REQUIREMENTS =>
Show all lines holding the string "JSON".

..............................

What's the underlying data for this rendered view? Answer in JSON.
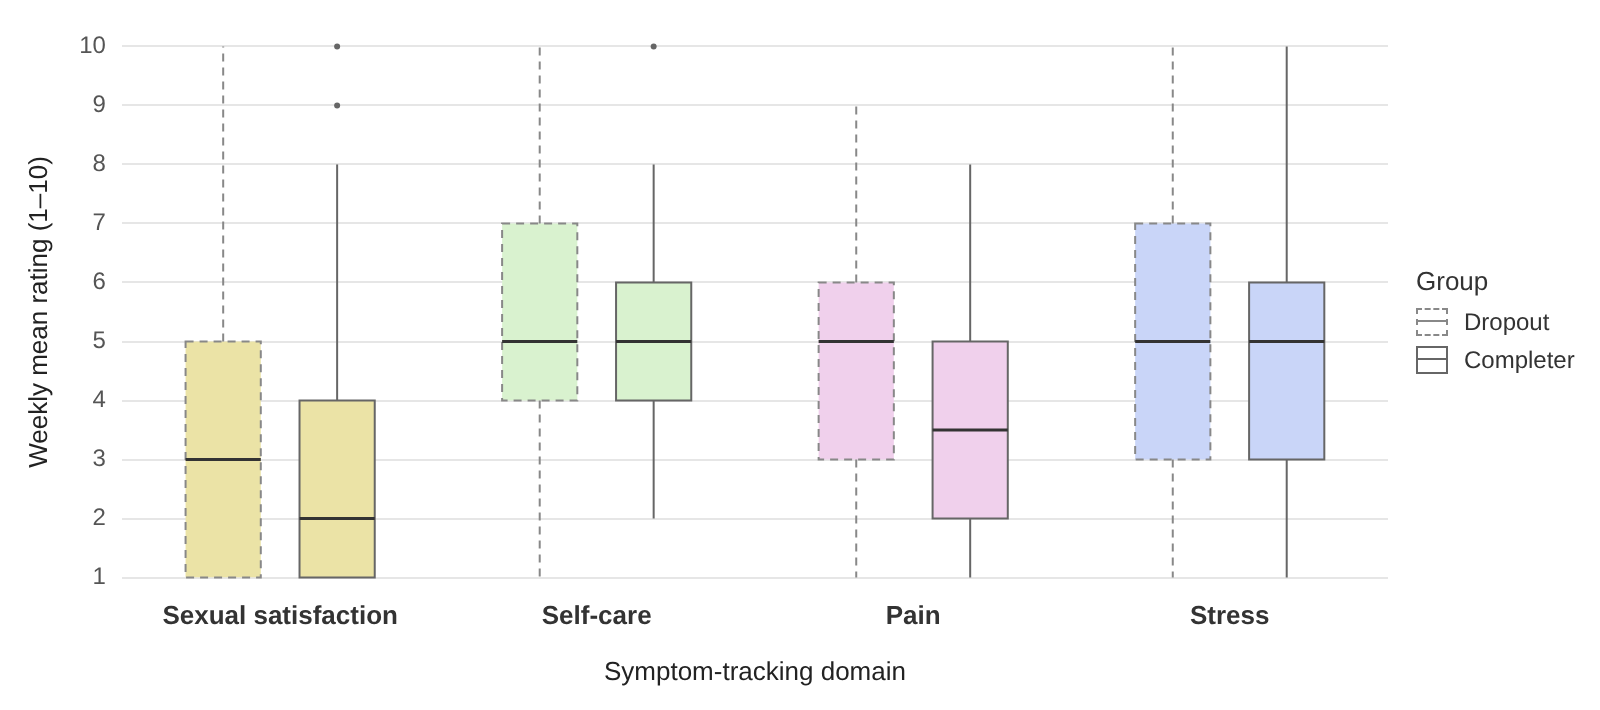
{
  "chart_data": {
    "type": "box",
    "xlabel": "Symptom-tracking domain",
    "ylabel": "Weekly mean rating (1–10)",
    "legend_title": "Group",
    "categories": [
      "Sexual satisfaction",
      "Self-care",
      "Pain",
      "Stress"
    ],
    "ylim": [
      1,
      10
    ],
    "yticks": [
      1,
      2,
      3,
      4,
      5,
      6,
      7,
      8,
      9,
      10
    ],
    "grid": "y",
    "legend": "right",
    "series": [
      {
        "name": "Dropout",
        "line_style": "dashed",
        "color": "#888888",
        "colors": [
          "#ebe3a6",
          "#d9f2cf",
          "#f0d0ec",
          "#c9d5f8"
        ],
        "boxes": [
          {
            "low": 1,
            "q1": 1,
            "median": 3,
            "q3": 5,
            "high": 10
          },
          {
            "low": 1,
            "q1": 4,
            "median": 5,
            "q3": 7,
            "high": 10
          },
          {
            "low": 1,
            "q1": 3,
            "median": 5,
            "q3": 6,
            "high": 9
          },
          {
            "low": 1,
            "q1": 3,
            "median": 5,
            "q3": 7,
            "high": 10
          }
        ]
      },
      {
        "name": "Completer",
        "line_style": "solid",
        "color": "#666666",
        "colors": [
          "#ebe3a6",
          "#d9f2cf",
          "#f0d0ec",
          "#c9d5f8"
        ],
        "boxes": [
          {
            "low": 1,
            "q1": 1,
            "median": 2,
            "q3": 4,
            "high": 8,
            "outliers": [
              9,
              10
            ]
          },
          {
            "low": 2,
            "q1": 4,
            "median": 5,
            "q3": 6,
            "high": 8,
            "outliers": [
              10
            ]
          },
          {
            "low": 1,
            "q1": 2,
            "median": 3.5,
            "q3": 5,
            "high": 8
          },
          {
            "low": 1,
            "q1": 3,
            "median": 5,
            "q3": 6,
            "high": 10
          }
        ]
      }
    ]
  }
}
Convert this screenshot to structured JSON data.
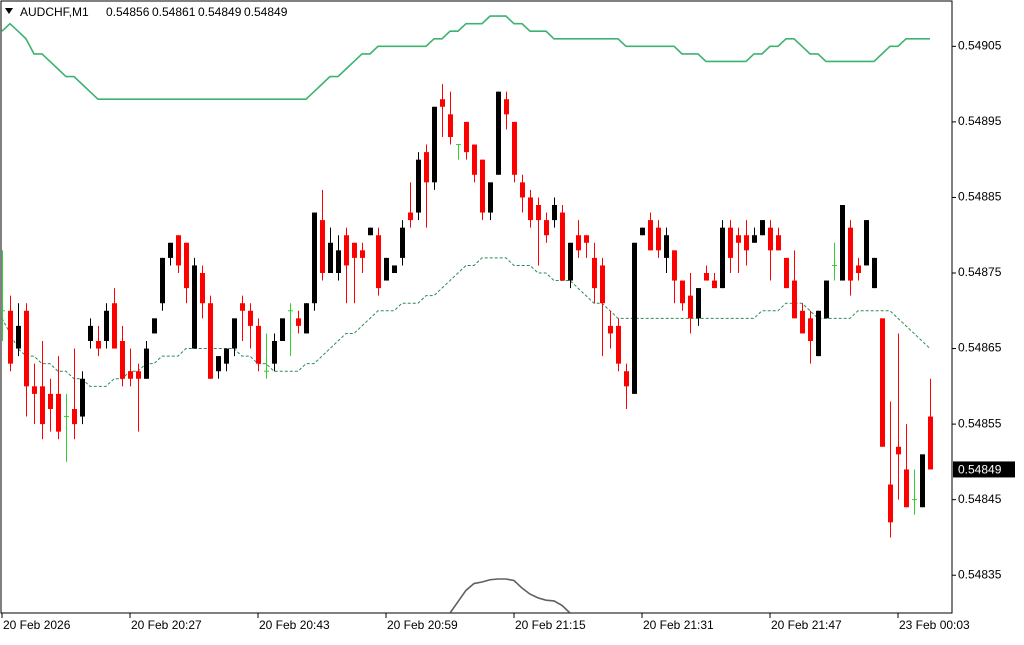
{
  "chart_data": {
    "type": "candlestick",
    "title": "AUDCHF,M1",
    "categories": [
      "20 Feb 2026",
      null,
      null,
      null,
      null,
      null,
      null,
      null,
      null,
      null,
      null,
      null,
      null,
      null,
      null,
      null,
      "20 Feb 20:27",
      null,
      null,
      null,
      null,
      null,
      null,
      null,
      null,
      null,
      null,
      null,
      null,
      null,
      null,
      null,
      "20 Feb 20:43",
      null,
      null,
      null,
      null,
      null,
      null,
      null,
      null,
      null,
      null,
      null,
      null,
      null,
      null,
      null,
      "20 Feb 20:59",
      null,
      null,
      null,
      null,
      null,
      null,
      null,
      null,
      null,
      null,
      null,
      null,
      null,
      null,
      null,
      "20 Feb 21:15",
      null,
      null,
      null,
      null,
      null,
      null,
      null,
      null,
      null,
      null,
      null,
      null,
      null,
      null,
      null,
      "20 Feb 21:31",
      null,
      null,
      null,
      null,
      null,
      null,
      null,
      null,
      null,
      null,
      null,
      null,
      null,
      null,
      null,
      "20 Feb 21:47",
      null,
      null,
      null,
      null,
      null,
      null,
      null,
      null,
      null,
      null,
      null,
      null,
      null,
      null,
      null,
      "23 Feb 00:03",
      null,
      null,
      null,
      null
    ],
    "open": [
      0.5487,
      0.5487,
      0.54865,
      0.5487,
      0.5486,
      0.5486,
      0.54859,
      0.54859,
      0.54856,
      0.54857,
      0.54856,
      0.54866,
      0.54866,
      0.54866,
      0.54871,
      0.54866,
      0.54862,
      0.54862,
      0.54861,
      0.54867,
      0.54871,
      0.54877,
      0.5488,
      0.54879,
      0.54865,
      0.54875,
      0.54871,
      0.54862,
      0.54863,
      0.54865,
      0.54871,
      0.5487,
      0.54868,
      0.54862,
      0.54863,
      0.54866,
      0.5487,
      0.54869,
      0.54867,
      0.54871,
      0.54882,
      0.54875,
      0.54875,
      0.5488,
      0.54879,
      0.54878,
      0.5488,
      0.5488,
      0.54874,
      0.54875,
      0.54877,
      0.54883,
      0.54883,
      0.54891,
      0.54887,
      0.54898,
      0.54896,
      0.54892,
      0.54895,
      0.54892,
      0.5489,
      0.54883,
      0.54888,
      0.54898,
      0.54895,
      0.54887,
      0.54885,
      0.54884,
      0.54882,
      0.54882,
      0.54883,
      0.54874,
      0.5488,
      0.5488,
      0.54877,
      0.54876,
      0.54868,
      0.54868,
      0.54862,
      0.54859,
      0.5488,
      0.54882,
      0.54881,
      0.54877,
      0.54878,
      0.54874,
      0.54872,
      0.54869,
      0.54875,
      0.54874,
      0.54873,
      0.54881,
      0.5488,
      0.5488,
      0.54879,
      0.5488,
      0.54881,
      0.5488,
      0.54877,
      0.54874,
      0.5487,
      0.54869,
      0.54864,
      0.54869,
      0.54876,
      0.54874,
      0.54881,
      0.54876,
      0.54876,
      0.54873,
      0.54869,
      0.54847,
      0.54852,
      0.54849,
      0.54845,
      0.54844,
      0.54856
    ],
    "high": [
      0.54878,
      0.54872,
      0.54871,
      0.54871,
      0.54863,
      0.54866,
      0.54861,
      0.54864,
      0.54859,
      0.54865,
      0.54862,
      0.54869,
      0.54868,
      0.54871,
      0.54873,
      0.54868,
      0.54865,
      0.54863,
      0.54866,
      0.54869,
      0.54877,
      0.54879,
      0.5488,
      0.54879,
      0.54877,
      0.54876,
      0.54872,
      0.54864,
      0.54865,
      0.54869,
      0.54872,
      0.54871,
      0.54869,
      0.54867,
      0.54867,
      0.54869,
      0.54871,
      0.5487,
      0.54871,
      0.54883,
      0.54886,
      0.54881,
      0.5488,
      0.54881,
      0.54879,
      0.54879,
      0.54881,
      0.54881,
      0.54877,
      0.54876,
      0.54882,
      0.54887,
      0.54891,
      0.54892,
      0.54897,
      0.549,
      0.54899,
      0.54892,
      0.54895,
      0.54892,
      0.5489,
      0.54887,
      0.54899,
      0.54899,
      0.54895,
      0.54888,
      0.54886,
      0.54885,
      0.54883,
      0.54885,
      0.54884,
      0.54879,
      0.54882,
      0.5488,
      0.54879,
      0.54877,
      0.5487,
      0.54869,
      0.54863,
      0.54879,
      0.54881,
      0.54883,
      0.54882,
      0.54881,
      0.54878,
      0.54874,
      0.54875,
      0.54873,
      0.54876,
      0.54875,
      0.54882,
      0.54882,
      0.54881,
      0.54882,
      0.54881,
      0.54882,
      0.54882,
      0.54881,
      0.54877,
      0.54878,
      0.54871,
      0.5487,
      0.5487,
      0.54874,
      0.54879,
      0.54884,
      0.54882,
      0.54877,
      0.54882,
      0.54877,
      0.54869,
      0.54858,
      0.54867,
      0.54855,
      0.54849,
      0.54851,
      0.54861
    ],
    "low": [
      0.54866,
      0.54862,
      0.54864,
      0.54856,
      0.54855,
      0.54853,
      0.54854,
      0.54853,
      0.5485,
      0.54853,
      0.54855,
      0.54865,
      0.54864,
      0.54865,
      0.54865,
      0.5486,
      0.5486,
      0.54854,
      0.54861,
      0.54867,
      0.5487,
      0.54876,
      0.54875,
      0.54871,
      0.54865,
      0.54869,
      0.54861,
      0.54861,
      0.54862,
      0.54864,
      0.54866,
      0.54865,
      0.54862,
      0.54861,
      0.54862,
      0.54866,
      0.54864,
      0.54867,
      0.54867,
      0.5487,
      0.54874,
      0.54875,
      0.54874,
      0.54871,
      0.54871,
      0.54875,
      0.5488,
      0.54872,
      0.54874,
      0.54875,
      0.54876,
      0.54881,
      0.54882,
      0.54881,
      0.54886,
      0.54893,
      0.54892,
      0.5489,
      0.5489,
      0.54887,
      0.54882,
      0.54882,
      0.54888,
      0.54894,
      0.54887,
      0.54883,
      0.54881,
      0.54876,
      0.54879,
      0.54881,
      0.54874,
      0.54873,
      0.54877,
      0.54877,
      0.54871,
      0.54864,
      0.54865,
      0.54862,
      0.54857,
      0.54859,
      0.5488,
      0.54878,
      0.54877,
      0.54875,
      0.54871,
      0.5487,
      0.54867,
      0.54868,
      0.54874,
      0.54873,
      0.54873,
      0.54875,
      0.54875,
      0.54876,
      0.54879,
      0.5488,
      0.54874,
      0.54878,
      0.54873,
      0.54869,
      0.54867,
      0.54863,
      0.54864,
      0.54869,
      0.54874,
      0.54874,
      0.54872,
      0.54874,
      0.54876,
      0.54873,
      0.54852,
      0.5484,
      0.54845,
      0.54844,
      0.54843,
      0.54844,
      0.54849
    ],
    "close": [
      0.5487,
      0.54863,
      0.54868,
      0.5486,
      0.54859,
      0.54855,
      0.54857,
      0.54854,
      0.54856,
      0.54855,
      0.54861,
      0.54868,
      0.54865,
      0.5487,
      0.54865,
      0.54861,
      0.54861,
      0.54861,
      0.54865,
      0.54869,
      0.54877,
      0.54879,
      0.54876,
      0.54873,
      0.54876,
      0.54871,
      0.54861,
      0.54864,
      0.54865,
      0.54869,
      0.5487,
      0.54868,
      0.54863,
      0.54862,
      0.54866,
      0.54869,
      0.5487,
      0.54868,
      0.54871,
      0.54883,
      0.54875,
      0.54879,
      0.54878,
      0.54876,
      0.54877,
      0.54877,
      0.54881,
      0.54873,
      0.54877,
      0.54876,
      0.54881,
      0.54882,
      0.5489,
      0.54887,
      0.54897,
      0.54897,
      0.54893,
      0.54892,
      0.54891,
      0.54888,
      0.54883,
      0.54887,
      0.54899,
      0.54896,
      0.54888,
      0.54885,
      0.54882,
      0.54882,
      0.5488,
      0.54884,
      0.54874,
      0.54879,
      0.54878,
      0.54879,
      0.54873,
      0.54871,
      0.54867,
      0.54863,
      0.5486,
      0.54879,
      0.54881,
      0.54878,
      0.54878,
      0.5488,
      0.54874,
      0.54871,
      0.54869,
      0.54873,
      0.54874,
      0.54873,
      0.54881,
      0.54877,
      0.54879,
      0.54878,
      0.5488,
      0.54882,
      0.54878,
      0.54878,
      0.54873,
      0.54869,
      0.54867,
      0.54866,
      0.5487,
      0.54874,
      0.54876,
      0.54884,
      0.54874,
      0.54875,
      0.54882,
      0.54877,
      0.54852,
      0.54842,
      0.54851,
      0.54844,
      0.54845,
      0.54851,
      0.54849
    ],
    "up_color": "#000000",
    "down_color": "#ff0000",
    "doji_color": "#32cd32",
    "lines": [
      {
        "color": "#3cb371",
        "style": "solid",
        "values": [
          0.54907,
          0.54908,
          0.54907,
          0.54906,
          0.54904,
          0.54904,
          0.54903,
          0.54902,
          0.54901,
          0.54901,
          0.549,
          0.54899,
          0.54898,
          0.54898,
          0.54898,
          0.54898,
          0.54898,
          0.54898,
          0.54898,
          0.54898,
          0.54898,
          0.54898,
          0.54898,
          0.54898,
          0.54898,
          0.54898,
          0.54898,
          0.54898,
          0.54898,
          0.54898,
          0.54898,
          0.54898,
          0.54898,
          0.54898,
          0.54898,
          0.54898,
          0.54898,
          0.54898,
          0.54898,
          0.54899,
          0.549,
          0.54901,
          0.54901,
          0.54902,
          0.54903,
          0.54904,
          0.54904,
          0.54905,
          0.54905,
          0.54905,
          0.54905,
          0.54905,
          0.54905,
          0.54905,
          0.54906,
          0.54906,
          0.54907,
          0.54907,
          0.54908,
          0.54908,
          0.54908,
          0.54909,
          0.54909,
          0.54909,
          0.54908,
          0.54908,
          0.54907,
          0.54907,
          0.54907,
          0.54906,
          0.54906,
          0.54906,
          0.54906,
          0.54906,
          0.54906,
          0.54906,
          0.54906,
          0.54906,
          0.54905,
          0.54905,
          0.54905,
          0.54905,
          0.54905,
          0.54905,
          0.54905,
          0.54904,
          0.54904,
          0.54904,
          0.54903,
          0.54903,
          0.54903,
          0.54903,
          0.54903,
          0.54903,
          0.54904,
          0.54904,
          0.54905,
          0.54905,
          0.54906,
          0.54906,
          0.54905,
          0.54904,
          0.54904,
          0.54903,
          0.54903,
          0.54903,
          0.54903,
          0.54903,
          0.54903,
          0.54903,
          0.54904,
          0.54905,
          0.54905,
          0.54906,
          0.54906,
          0.54906,
          0.54906
        ]
      },
      {
        "color": "#2e8b57",
        "style": "dashed",
        "values": [
          0.54869,
          0.54867,
          0.54865,
          0.54864,
          0.54864,
          0.54863,
          0.54863,
          0.54862,
          0.54862,
          0.54861,
          0.54861,
          0.5486,
          0.5486,
          0.5486,
          0.54861,
          0.54861,
          0.54862,
          0.54862,
          0.54863,
          0.54863,
          0.54864,
          0.54864,
          0.54864,
          0.54865,
          0.54865,
          0.54865,
          0.54865,
          0.54865,
          0.54865,
          0.54865,
          0.54864,
          0.54864,
          0.54863,
          0.54863,
          0.54862,
          0.54862,
          0.54862,
          0.54862,
          0.54863,
          0.54863,
          0.54864,
          0.54865,
          0.54866,
          0.54867,
          0.54867,
          0.54868,
          0.54869,
          0.5487,
          0.5487,
          0.5487,
          0.54871,
          0.54871,
          0.54871,
          0.54872,
          0.54872,
          0.54873,
          0.54874,
          0.54875,
          0.54876,
          0.54876,
          0.54877,
          0.54877,
          0.54877,
          0.54877,
          0.54876,
          0.54876,
          0.54876,
          0.54875,
          0.54875,
          0.54874,
          0.54874,
          0.54874,
          0.54873,
          0.54872,
          0.54871,
          0.54871,
          0.5487,
          0.54869,
          0.54869,
          0.54869,
          0.54869,
          0.54869,
          0.54869,
          0.54869,
          0.54869,
          0.54869,
          0.54869,
          0.54869,
          0.54869,
          0.54869,
          0.54869,
          0.54869,
          0.54869,
          0.54869,
          0.54869,
          0.5487,
          0.5487,
          0.5487,
          0.54871,
          0.54871,
          0.54871,
          0.5487,
          0.54869,
          0.54869,
          0.54869,
          0.54869,
          0.54869,
          0.5487,
          0.5487,
          0.5487,
          0.5487,
          0.5487,
          0.54869,
          0.54868,
          0.54867,
          0.54866,
          0.54865
        ]
      },
      {
        "color": "#606060",
        "style": "solid",
        "values": [
          null,
          null,
          null,
          null,
          null,
          null,
          null,
          null,
          null,
          null,
          null,
          null,
          null,
          null,
          null,
          null,
          null,
          null,
          null,
          null,
          null,
          null,
          null,
          null,
          null,
          null,
          null,
          null,
          null,
          null,
          null,
          null,
          null,
          null,
          null,
          null,
          null,
          null,
          null,
          null,
          null,
          null,
          null,
          null,
          null,
          null,
          null,
          null,
          null,
          null,
          null,
          null,
          null,
          null,
          null,
          null,
          0.5483,
          0.548315,
          0.54833,
          0.548339,
          0.548341,
          0.548344,
          0.548345,
          0.548345,
          0.548343,
          0.548333,
          0.548325,
          0.54832,
          0.548317,
          0.548316,
          0.54831,
          0.5483,
          null,
          null,
          null,
          null,
          null,
          null,
          null,
          null,
          null,
          null,
          null,
          null,
          null,
          null,
          null,
          null,
          null,
          null,
          null,
          null,
          null,
          null,
          null,
          null,
          null,
          null,
          null,
          null,
          null,
          null,
          null,
          null,
          null,
          null,
          null,
          null,
          null,
          null,
          null,
          null,
          null,
          null,
          null,
          null,
          null
        ]
      }
    ],
    "ylim": [
      0.5483,
      0.54911
    ],
    "yticks": [
      0.54835,
      0.54845,
      0.54855,
      0.54865,
      0.54875,
      0.54885,
      0.54895,
      0.54905
    ],
    "grid": false
  }
}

..............................

WRITTEN RESPONSE =>
What's the underlying data for this rendered view? Answer in JSON.
Convert this screenshot to structured JSON data.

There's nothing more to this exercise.